**Instruction**: Go through the material below, count the lines with the word "color", and reply with the count alone.
---- Available data
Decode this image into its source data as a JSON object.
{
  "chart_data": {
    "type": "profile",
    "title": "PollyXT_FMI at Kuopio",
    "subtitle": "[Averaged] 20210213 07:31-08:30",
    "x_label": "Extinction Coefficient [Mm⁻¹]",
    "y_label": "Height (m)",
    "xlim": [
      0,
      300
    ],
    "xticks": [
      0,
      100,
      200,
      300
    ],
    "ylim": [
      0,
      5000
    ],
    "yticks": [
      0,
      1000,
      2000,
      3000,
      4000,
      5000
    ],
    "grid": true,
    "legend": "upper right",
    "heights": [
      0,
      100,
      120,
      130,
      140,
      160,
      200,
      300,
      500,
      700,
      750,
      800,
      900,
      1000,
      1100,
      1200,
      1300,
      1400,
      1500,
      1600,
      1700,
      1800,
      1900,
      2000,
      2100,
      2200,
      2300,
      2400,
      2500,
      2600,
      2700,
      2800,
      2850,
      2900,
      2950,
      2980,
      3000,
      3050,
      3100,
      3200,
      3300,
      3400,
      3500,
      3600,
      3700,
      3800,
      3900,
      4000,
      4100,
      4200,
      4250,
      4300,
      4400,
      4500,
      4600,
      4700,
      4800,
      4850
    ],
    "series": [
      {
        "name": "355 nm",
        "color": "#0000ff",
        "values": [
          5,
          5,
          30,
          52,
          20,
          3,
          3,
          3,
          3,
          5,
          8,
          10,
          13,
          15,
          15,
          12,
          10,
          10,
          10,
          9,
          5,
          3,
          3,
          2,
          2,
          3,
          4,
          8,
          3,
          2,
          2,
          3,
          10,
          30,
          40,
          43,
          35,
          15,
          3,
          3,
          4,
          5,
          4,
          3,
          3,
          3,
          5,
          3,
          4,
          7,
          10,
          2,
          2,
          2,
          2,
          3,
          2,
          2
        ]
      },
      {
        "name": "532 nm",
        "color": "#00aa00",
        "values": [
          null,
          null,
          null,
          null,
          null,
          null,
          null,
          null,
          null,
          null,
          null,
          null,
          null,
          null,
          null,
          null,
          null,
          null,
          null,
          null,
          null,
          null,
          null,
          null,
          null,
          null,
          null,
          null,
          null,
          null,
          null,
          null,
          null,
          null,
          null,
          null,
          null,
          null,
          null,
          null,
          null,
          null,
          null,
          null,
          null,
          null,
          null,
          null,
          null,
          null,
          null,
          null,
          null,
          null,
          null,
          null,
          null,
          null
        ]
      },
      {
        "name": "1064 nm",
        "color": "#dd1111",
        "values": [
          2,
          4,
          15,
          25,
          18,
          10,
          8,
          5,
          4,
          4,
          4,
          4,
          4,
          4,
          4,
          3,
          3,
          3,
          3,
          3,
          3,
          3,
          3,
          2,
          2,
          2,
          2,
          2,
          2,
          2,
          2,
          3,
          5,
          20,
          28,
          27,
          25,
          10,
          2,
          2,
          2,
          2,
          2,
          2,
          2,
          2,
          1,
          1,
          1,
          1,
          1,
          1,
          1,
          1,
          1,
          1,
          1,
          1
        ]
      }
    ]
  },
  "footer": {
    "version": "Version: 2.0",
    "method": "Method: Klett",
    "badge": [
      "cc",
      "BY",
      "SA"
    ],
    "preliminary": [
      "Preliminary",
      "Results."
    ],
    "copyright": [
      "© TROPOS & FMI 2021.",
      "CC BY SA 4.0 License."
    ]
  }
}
--------
**Answer for this exercise**: 3